> [What is expected]:
Copy out every line of the data below without any changes, but omit the picture.

=== Material shown ===

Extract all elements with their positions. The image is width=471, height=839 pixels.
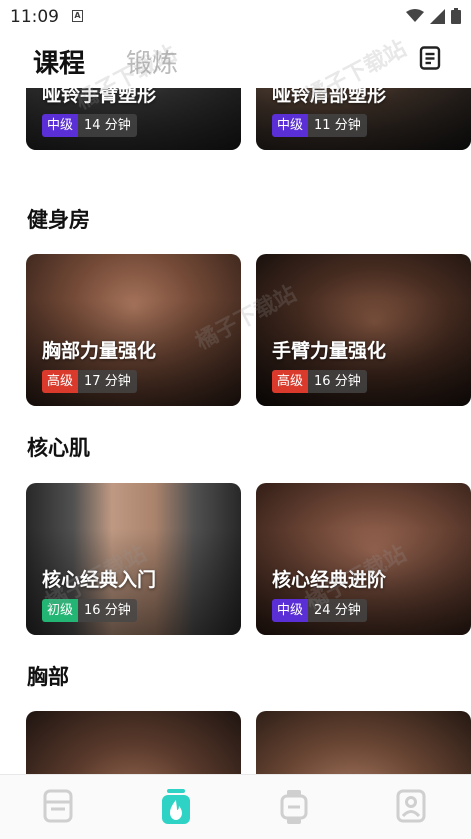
- section-title-chest: 胸部: [27, 665, 69, 689]
- status-time: 11:09: [10, 7, 59, 27]
- card-image: [256, 711, 471, 774]
- nav-calendar[interactable]: [43, 789, 75, 825]
- document-list-icon: [419, 46, 441, 70]
- duration-label: 24 分钟: [308, 599, 367, 622]
- tab-workouts[interactable]: 锻炼: [126, 43, 178, 80]
- level-badge: 中级: [42, 114, 79, 137]
- fire-icon: [162, 789, 190, 824]
- section-title-core: 核心肌: [27, 436, 90, 460]
- course-card[interactable]: [26, 711, 241, 774]
- nav-courses[interactable]: [160, 789, 192, 825]
- card-meta: 高级 17 分钟: [42, 370, 137, 393]
- wifi-icon: [406, 9, 424, 22]
- duration-label: 14 分钟: [78, 114, 137, 137]
- level-badge: 高级: [42, 370, 79, 393]
- duration-label: 16 分钟: [78, 599, 137, 622]
- course-card[interactable]: 哑铃肩部塑形 中级 11 分钟: [256, 88, 471, 150]
- course-card[interactable]: [256, 711, 471, 774]
- level-badge: 初级: [42, 599, 79, 622]
- section-title-gym: 健身房: [27, 208, 90, 232]
- card-title: 核心经典进阶: [272, 569, 387, 591]
- notification-icon: A: [72, 10, 83, 22]
- card-meta: 高级 16 分钟: [272, 370, 367, 393]
- card-title: 哑铃肩部塑形: [272, 88, 387, 106]
- level-badge: 中级: [272, 599, 309, 622]
- status-icons: [406, 8, 461, 24]
- course-card[interactable]: 核心经典入门 初级 16 分钟: [26, 483, 241, 635]
- nav-profile[interactable]: [396, 789, 428, 825]
- card-title: 哑铃手臂塑形: [42, 88, 157, 106]
- course-card[interactable]: 手臂力量强化 高级 16 分钟: [256, 254, 471, 406]
- card-meta: 初级 16 分钟: [42, 599, 137, 622]
- battery-icon: [451, 8, 461, 24]
- level-badge: 高级: [272, 370, 309, 393]
- signal-icon: [430, 8, 445, 24]
- duration-label: 16 分钟: [308, 370, 367, 393]
- card-title: 手臂力量强化: [272, 340, 387, 362]
- level-badge: 中级: [272, 114, 309, 137]
- header: 课程 锻炼: [0, 34, 471, 88]
- tab-courses[interactable]: 课程: [33, 43, 85, 80]
- card-meta: 中级 14 分钟: [42, 114, 137, 137]
- course-card[interactable]: 哑铃手臂塑形 中级 14 分钟: [26, 88, 241, 150]
- card-meta: 中级 24 分钟: [272, 599, 367, 622]
- duration-label: 17 分钟: [78, 370, 137, 393]
- bottom-nav: [0, 774, 471, 839]
- duration-label: 11 分钟: [308, 114, 367, 137]
- course-list[interactable]: 哑铃手臂塑形 中级 14 分钟 哑铃肩部塑形 中级 11 分钟 健身房 胸部力量…: [0, 88, 471, 774]
- nav-watch[interactable]: [279, 789, 311, 825]
- card-title: 胸部力量强化: [42, 340, 157, 362]
- status-bar: 11:09 A: [0, 0, 471, 34]
- course-card[interactable]: 核心经典进阶 中级 24 分钟: [256, 483, 471, 635]
- course-card[interactable]: 胸部力量强化 高级 17 分钟: [26, 254, 241, 406]
- card-image: [26, 711, 241, 774]
- list-button[interactable]: [419, 46, 441, 74]
- watch-icon: [280, 790, 308, 824]
- card-meta: 中级 11 分钟: [272, 114, 367, 137]
- card-title: 核心经典入门: [42, 569, 157, 591]
- calendar-icon: [43, 789, 73, 823]
- profile-icon: [396, 789, 426, 823]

===

> [Solution]:
Extract all elements with their positions. The image is width=471, height=839 pixels.
- section-title-chest: 胸部: [27, 665, 69, 689]
- status-time: 11:09: [10, 7, 59, 27]
- card-image: [256, 711, 471, 774]
- nav-calendar[interactable]: [43, 789, 75, 825]
- document-list-icon: [419, 46, 441, 70]
- duration-label: 24 分钟: [308, 599, 367, 622]
- tab-workouts[interactable]: 锻炼: [126, 43, 178, 80]
- level-badge: 中级: [42, 114, 79, 137]
- fire-icon: [162, 789, 190, 824]
- section-title-core: 核心肌: [27, 436, 90, 460]
- course-card[interactable]: [26, 711, 241, 774]
- nav-courses[interactable]: [160, 789, 192, 825]
- card-meta: 高级 17 分钟: [42, 370, 137, 393]
- wifi-icon: [406, 9, 424, 22]
- duration-label: 14 分钟: [78, 114, 137, 137]
- level-badge: 高级: [42, 370, 79, 393]
- duration-label: 16 分钟: [78, 599, 137, 622]
- course-card[interactable]: 哑铃肩部塑形 中级 11 分钟: [256, 88, 471, 150]
- course-card[interactable]: [256, 711, 471, 774]
- level-badge: 初级: [42, 599, 79, 622]
- section-title-gym: 健身房: [27, 208, 90, 232]
- card-title: 核心经典进阶: [272, 569, 387, 591]
- notification-icon: A: [72, 10, 83, 22]
- card-meta: 高级 16 分钟: [272, 370, 367, 393]
- card-title: 哑铃肩部塑形: [272, 88, 387, 106]
- level-badge: 中级: [272, 599, 309, 622]
- status-icons: [406, 8, 461, 24]
- course-card[interactable]: 核心经典入门 初级 16 分钟: [26, 483, 241, 635]
- nav-profile[interactable]: [396, 789, 428, 825]
- card-title: 哑铃手臂塑形: [42, 88, 157, 106]
- course-card[interactable]: 手臂力量强化 高级 16 分钟: [256, 254, 471, 406]
- card-meta: 初级 16 分钟: [42, 599, 137, 622]
- battery-icon: [451, 8, 461, 24]
- level-badge: 高级: [272, 370, 309, 393]
- signal-icon: [430, 8, 445, 24]
- duration-label: 16 分钟: [308, 370, 367, 393]
- card-title: 手臂力量强化: [272, 340, 387, 362]
- level-badge: 中级: [272, 114, 309, 137]
- header: 课程 锻炼: [0, 34, 471, 88]
- tab-courses[interactable]: 课程: [33, 43, 85, 80]
- card-meta: 中级 14 分钟: [42, 114, 137, 137]
- course-card[interactable]: 哑铃手臂塑形 中级 14 分钟: [26, 88, 241, 150]
- card-meta: 中级 24 分钟: [272, 599, 367, 622]
- duration-label: 17 分钟: [78, 370, 137, 393]
- bottom-nav: [0, 774, 471, 839]
- duration-label: 11 分钟: [308, 114, 367, 137]
- course-list[interactable]: 哑铃手臂塑形 中级 14 分钟 哑铃肩部塑形 中级 11 分钟 健身房 胸部力量…: [0, 88, 471, 774]
- nav-watch[interactable]: [279, 789, 311, 825]
- card-title: 胸部力量强化: [42, 340, 157, 362]
- status-bar: 11:09 A: [0, 0, 471, 34]
- course-card[interactable]: 核心经典进阶 中级 24 分钟: [256, 483, 471, 635]
- course-card[interactable]: 胸部力量强化 高级 17 分钟: [26, 254, 241, 406]
- card-image: [26, 711, 241, 774]
- list-button[interactable]: [419, 46, 441, 74]
- watch-icon: [280, 790, 308, 824]
- card-meta: 中级 11 分钟: [272, 114, 367, 137]
- card-title: 核心经典入门: [42, 569, 157, 591]
- calendar-icon: [43, 789, 73, 823]
- profile-icon: [396, 789, 426, 823]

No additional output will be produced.